In the records below, count every line containing "this". Reply with the number only.

....

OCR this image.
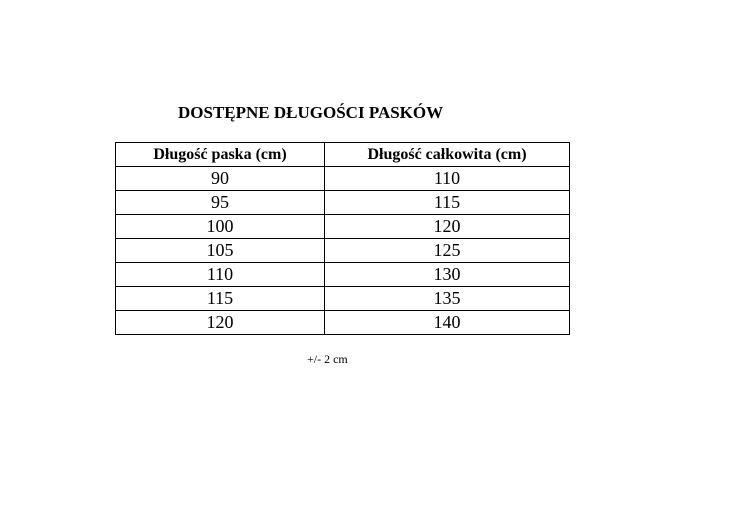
DOSTĘPNE DŁUGOŚCI PASKÓW
Długość paska (cm)	Długość całkowita (cm)
90	110
95	115
100	120
105	125
110	130
115	135
120	140

+/- 2 cm
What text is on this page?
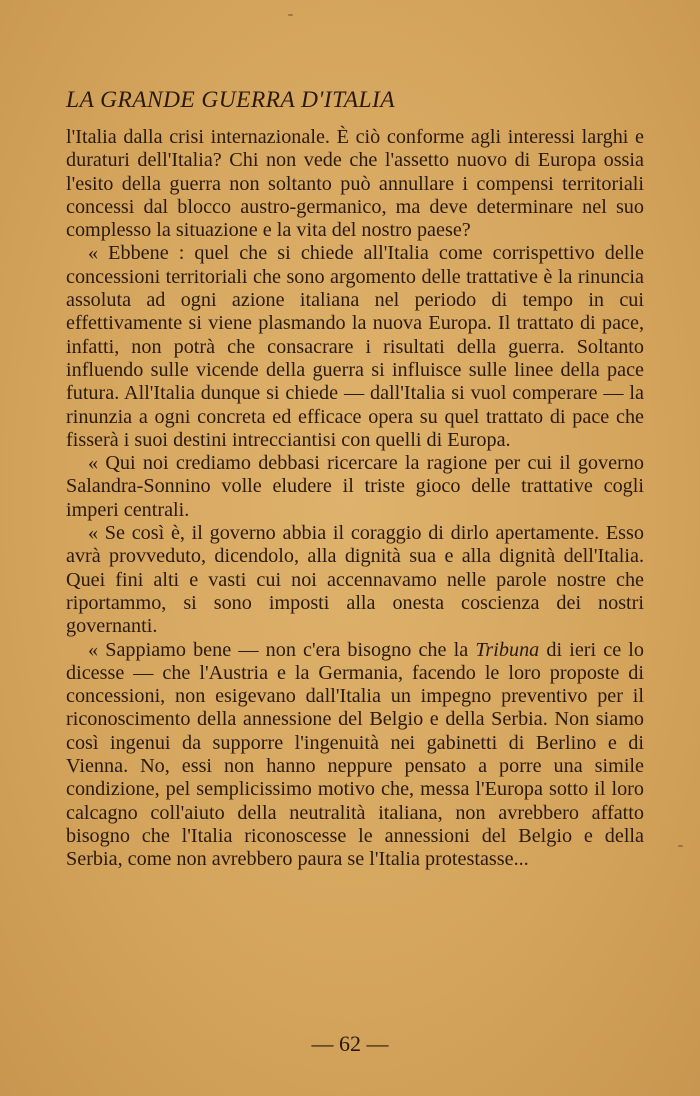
LA GRANDE GUERRA D'ITALIA

l'Italia dalla crisi internazionale. È ciò conforme agli interessi larghi e duraturi dell'Italia? Chi non vede che l'assetto nuovo di Europa ossia l'esito della guerra non soltanto può annullare i compensi territoriali concessi dal blocco austro-germanico, ma deve determinare nel suo complesso la situazione e la vita del nostro paese?

« Ebbene : quel che si chiede all'Italia come corrispettivo delle concessioni territoriali che sono argomento delle trattative è la rinuncia assoluta ad ogni azione italiana nel periodo di tempo in cui effettivamente si viene plasmando la nuova Europa. Il trattato di pace, infatti, non potrà che consacrare i risultati della guerra. Soltanto influendo sulle vicende della guerra si influisce sulle linee della pace futura. All'Italia dunque si chiede — dall'Italia si vuol comperare — la rinunzia a ogni concreta ed efficace opera su quel trattato di pace che fisserà i suoi destini intrecciantisi con quelli di Europa.

« Qui noi crediamo debbasi ricercare la ragione per cui il governo Salandra-Sonnino volle eludere il triste gioco delle trattative cogli imperi centrali.

« Se così è, il governo abbia il coraggio di dirlo apertamente. Esso avrà provveduto, dicendolo, alla dignità sua e alla dignità dell'Italia. Quei fini alti e vasti cui noi accennavamo nelle parole nostre che riportammo, si sono imposti alla onesta coscienza dei nostri governanti.

« Sappiamo bene — non c'era bisogno che la Tribuna di ieri ce lo dicesse — che l'Austria e la Germania, facendo le loro proposte di concessioni, non esigevano dall'Italia un impegno preventivo per il riconoscimento della annessione del Belgio e della Serbia. Non siamo così ingenui da supporre l'ingenuità nei gabinetti di Berlino e di Vienna. No, essi non hanno neppure pensato a porre una simile condizione, pel semplicissimo motivo che, messa l'Europa sotto il loro calcagno coll'aiuto della neutralità italiana, non avrebbero affatto bisogno che l'Italia riconoscesse le annessioni del Belgio e della Serbia, come non avrebbero paura se l'Italia protestasse...

— 62 —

....

▶ CORRECT RESPONSE
2